## Your task
Show every line of the records below that contains the word "this".

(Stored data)

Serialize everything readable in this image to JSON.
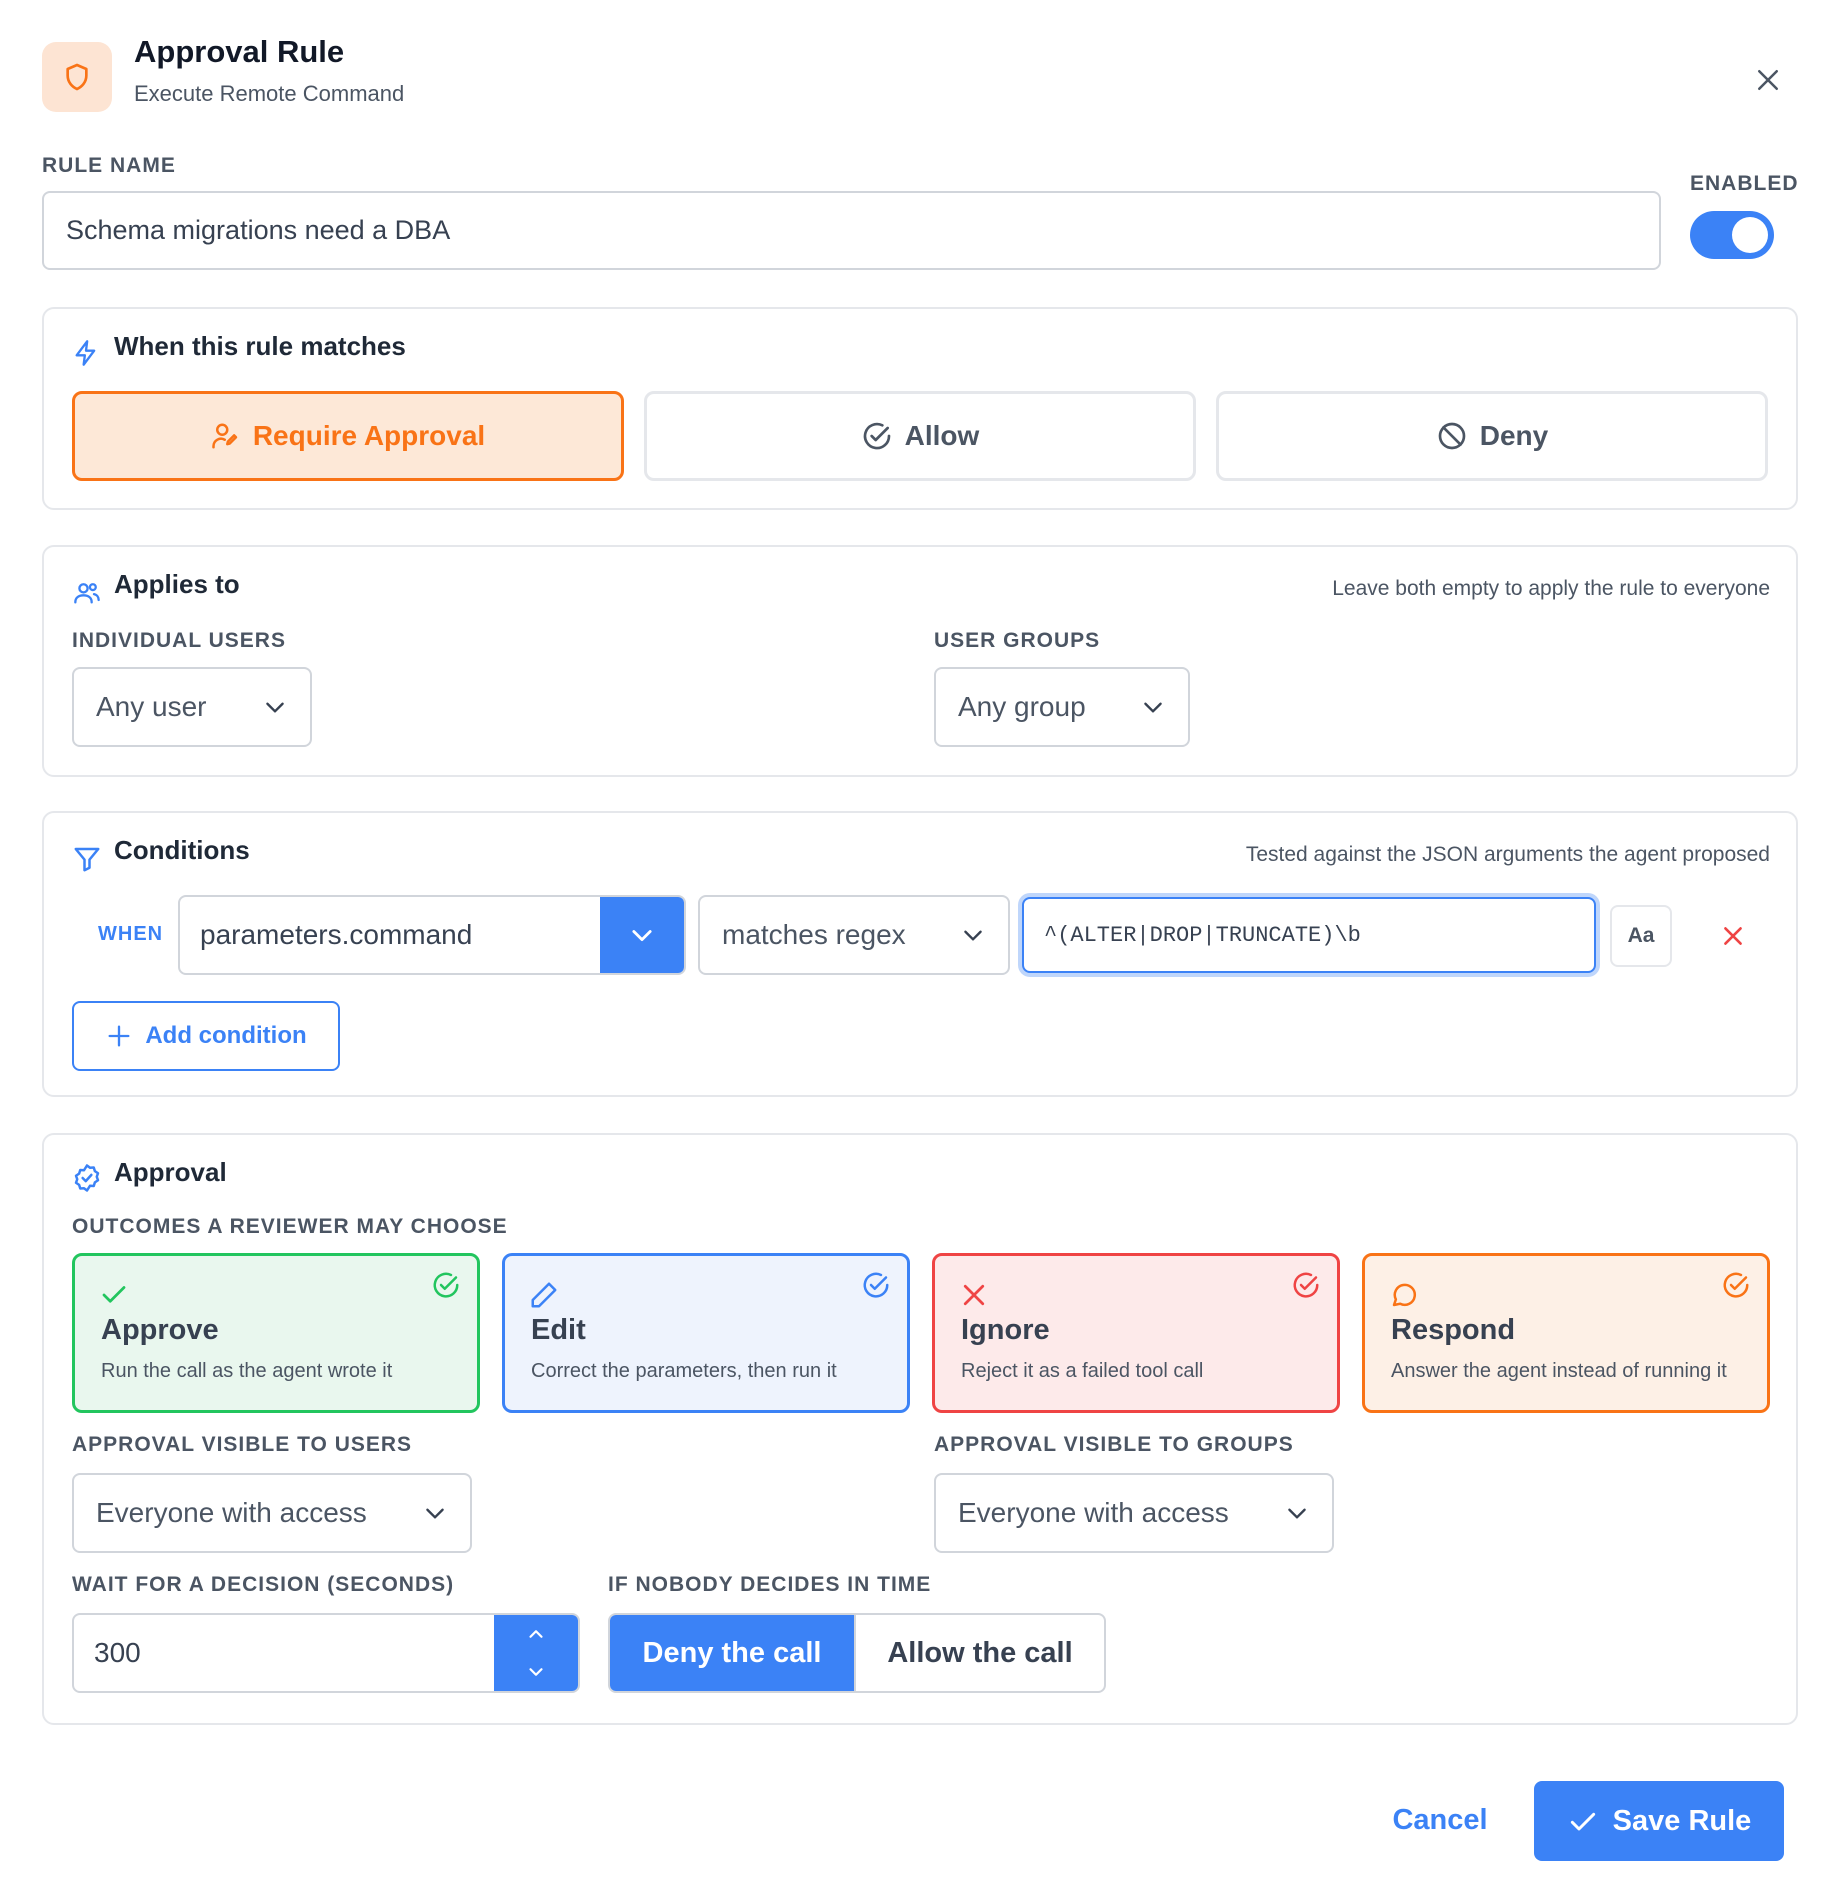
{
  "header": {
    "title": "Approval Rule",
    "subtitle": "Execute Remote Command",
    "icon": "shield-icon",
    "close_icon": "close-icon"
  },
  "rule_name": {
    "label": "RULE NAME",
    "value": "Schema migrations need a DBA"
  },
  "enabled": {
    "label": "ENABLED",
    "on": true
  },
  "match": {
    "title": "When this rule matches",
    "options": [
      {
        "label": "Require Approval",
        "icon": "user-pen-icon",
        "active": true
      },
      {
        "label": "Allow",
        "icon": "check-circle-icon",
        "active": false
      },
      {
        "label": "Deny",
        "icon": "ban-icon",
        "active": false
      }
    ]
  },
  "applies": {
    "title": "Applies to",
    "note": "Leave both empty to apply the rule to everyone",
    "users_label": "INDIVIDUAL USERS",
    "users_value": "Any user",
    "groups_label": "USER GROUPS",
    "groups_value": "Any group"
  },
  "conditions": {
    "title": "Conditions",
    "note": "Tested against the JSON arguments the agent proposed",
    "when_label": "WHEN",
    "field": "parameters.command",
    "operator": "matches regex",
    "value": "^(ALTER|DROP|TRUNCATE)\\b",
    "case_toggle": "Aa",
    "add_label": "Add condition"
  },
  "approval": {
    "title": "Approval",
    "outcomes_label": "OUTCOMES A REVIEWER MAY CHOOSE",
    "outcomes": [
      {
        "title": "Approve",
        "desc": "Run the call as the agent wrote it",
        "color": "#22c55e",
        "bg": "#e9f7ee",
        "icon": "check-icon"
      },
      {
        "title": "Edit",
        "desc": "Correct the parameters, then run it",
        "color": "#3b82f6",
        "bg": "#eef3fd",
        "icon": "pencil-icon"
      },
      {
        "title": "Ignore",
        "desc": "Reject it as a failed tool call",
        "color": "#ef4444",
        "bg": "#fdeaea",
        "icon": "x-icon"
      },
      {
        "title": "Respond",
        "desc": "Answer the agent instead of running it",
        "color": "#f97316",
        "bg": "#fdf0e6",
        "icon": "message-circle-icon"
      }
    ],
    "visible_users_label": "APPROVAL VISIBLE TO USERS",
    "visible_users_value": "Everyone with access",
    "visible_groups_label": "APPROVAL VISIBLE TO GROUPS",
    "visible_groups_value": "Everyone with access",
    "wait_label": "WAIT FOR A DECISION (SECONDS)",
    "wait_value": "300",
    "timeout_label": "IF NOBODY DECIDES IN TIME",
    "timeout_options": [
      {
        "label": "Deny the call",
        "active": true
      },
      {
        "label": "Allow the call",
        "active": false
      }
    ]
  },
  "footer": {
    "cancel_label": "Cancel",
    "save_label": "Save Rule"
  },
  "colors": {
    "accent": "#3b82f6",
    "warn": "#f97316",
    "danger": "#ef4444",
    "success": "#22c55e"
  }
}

* * *

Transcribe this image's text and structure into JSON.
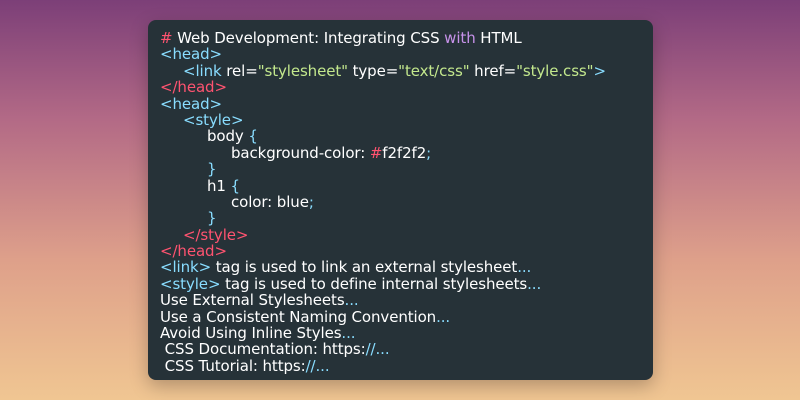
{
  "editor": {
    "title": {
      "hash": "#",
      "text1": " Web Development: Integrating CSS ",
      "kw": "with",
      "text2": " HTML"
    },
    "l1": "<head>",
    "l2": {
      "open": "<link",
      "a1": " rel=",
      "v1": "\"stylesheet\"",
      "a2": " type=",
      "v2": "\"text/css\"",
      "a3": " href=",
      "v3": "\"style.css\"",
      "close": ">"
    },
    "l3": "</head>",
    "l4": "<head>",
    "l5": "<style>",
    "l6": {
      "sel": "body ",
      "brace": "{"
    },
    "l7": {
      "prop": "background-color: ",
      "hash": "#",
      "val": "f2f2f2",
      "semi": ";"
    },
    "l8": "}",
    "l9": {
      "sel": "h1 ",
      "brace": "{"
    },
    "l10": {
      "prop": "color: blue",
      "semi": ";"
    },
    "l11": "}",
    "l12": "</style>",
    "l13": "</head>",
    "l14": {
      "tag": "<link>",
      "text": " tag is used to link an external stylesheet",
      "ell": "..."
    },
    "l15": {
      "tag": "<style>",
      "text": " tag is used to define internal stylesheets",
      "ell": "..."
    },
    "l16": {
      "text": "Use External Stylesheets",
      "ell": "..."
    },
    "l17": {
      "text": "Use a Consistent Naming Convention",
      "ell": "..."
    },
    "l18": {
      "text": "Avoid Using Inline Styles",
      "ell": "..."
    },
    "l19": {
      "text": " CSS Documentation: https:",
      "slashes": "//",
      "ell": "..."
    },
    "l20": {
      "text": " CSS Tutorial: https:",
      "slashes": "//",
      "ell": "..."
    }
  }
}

...

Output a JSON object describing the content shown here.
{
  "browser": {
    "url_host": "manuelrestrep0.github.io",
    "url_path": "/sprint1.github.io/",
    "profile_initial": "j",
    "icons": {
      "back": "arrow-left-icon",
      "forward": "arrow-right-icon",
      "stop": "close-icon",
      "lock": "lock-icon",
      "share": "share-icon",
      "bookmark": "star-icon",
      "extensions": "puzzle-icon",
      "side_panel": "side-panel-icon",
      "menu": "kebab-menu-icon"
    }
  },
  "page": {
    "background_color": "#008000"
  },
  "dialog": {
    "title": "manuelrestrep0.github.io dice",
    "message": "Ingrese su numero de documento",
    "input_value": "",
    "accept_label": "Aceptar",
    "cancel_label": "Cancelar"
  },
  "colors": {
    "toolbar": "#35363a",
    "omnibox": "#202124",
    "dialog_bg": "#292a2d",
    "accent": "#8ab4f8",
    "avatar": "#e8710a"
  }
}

## Correct answer
Serialize everything readable in this image to JSON.
    "title": "When this rule matches",
Transcribe this image's text and structure into JSON.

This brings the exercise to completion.